### WORKING DATA
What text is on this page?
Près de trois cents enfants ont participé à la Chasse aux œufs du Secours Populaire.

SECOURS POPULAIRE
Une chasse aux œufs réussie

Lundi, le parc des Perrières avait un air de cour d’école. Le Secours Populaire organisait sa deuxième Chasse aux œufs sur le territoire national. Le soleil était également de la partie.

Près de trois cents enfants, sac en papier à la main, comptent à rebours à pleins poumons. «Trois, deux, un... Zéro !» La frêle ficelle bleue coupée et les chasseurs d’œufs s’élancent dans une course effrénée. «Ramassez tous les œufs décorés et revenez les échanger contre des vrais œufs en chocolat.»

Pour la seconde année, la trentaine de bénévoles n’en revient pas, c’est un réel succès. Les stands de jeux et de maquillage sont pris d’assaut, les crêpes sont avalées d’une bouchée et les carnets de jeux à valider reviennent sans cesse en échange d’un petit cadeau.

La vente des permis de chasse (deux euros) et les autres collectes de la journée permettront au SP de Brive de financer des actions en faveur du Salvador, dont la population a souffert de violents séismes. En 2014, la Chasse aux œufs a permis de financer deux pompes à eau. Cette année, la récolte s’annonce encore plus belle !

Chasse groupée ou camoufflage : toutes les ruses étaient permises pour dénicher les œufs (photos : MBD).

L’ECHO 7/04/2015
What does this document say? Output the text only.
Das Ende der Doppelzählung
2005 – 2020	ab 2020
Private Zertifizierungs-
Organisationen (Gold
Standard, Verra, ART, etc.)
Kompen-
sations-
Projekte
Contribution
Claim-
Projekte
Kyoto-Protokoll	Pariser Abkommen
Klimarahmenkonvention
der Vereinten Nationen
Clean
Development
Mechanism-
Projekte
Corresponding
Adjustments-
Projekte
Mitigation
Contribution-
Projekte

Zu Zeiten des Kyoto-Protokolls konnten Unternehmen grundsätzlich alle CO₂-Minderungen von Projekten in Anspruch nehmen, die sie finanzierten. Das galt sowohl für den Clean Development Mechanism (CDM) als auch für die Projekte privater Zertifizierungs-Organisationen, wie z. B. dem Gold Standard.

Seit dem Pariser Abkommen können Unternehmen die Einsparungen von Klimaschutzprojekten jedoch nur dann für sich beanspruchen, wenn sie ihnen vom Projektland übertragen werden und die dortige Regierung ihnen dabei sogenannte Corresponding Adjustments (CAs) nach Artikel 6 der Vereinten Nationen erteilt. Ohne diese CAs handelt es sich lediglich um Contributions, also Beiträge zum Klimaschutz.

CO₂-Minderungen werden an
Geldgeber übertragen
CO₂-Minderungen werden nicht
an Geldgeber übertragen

### SET TASK
Identify all lines in the records above with the word "Unternehmen".

### RIGHT ANSWER
Zu Zeiten des Kyoto-Protokolls konnten Unternehmen grundsätzlich alle CO₂-Minderungen von Projekten in Anspruch nehmen, die sie finanzierten. Das galt sowohl für den Clean Development Mechanism (CDM) als auch für die Projekte privater Zertifizierungs-Organisationen, wie z. B. dem Gold Standard.
Seit dem Pariser Abkommen können Unternehmen die Einsparungen von Klimaschutzprojekten jedoch nur dann für sich beanspruchen, wenn sie ihnen vom Projektland übertragen werden und die dortige Regierung ihnen dabei sogenannte Corresponding Adjustments (CAs) nach Artikel 6 der Vereinten Nationen erteilt. Ohne diese CAs handelt es sich lediglich um Contributions, also Beiträge zum Klimaschutz.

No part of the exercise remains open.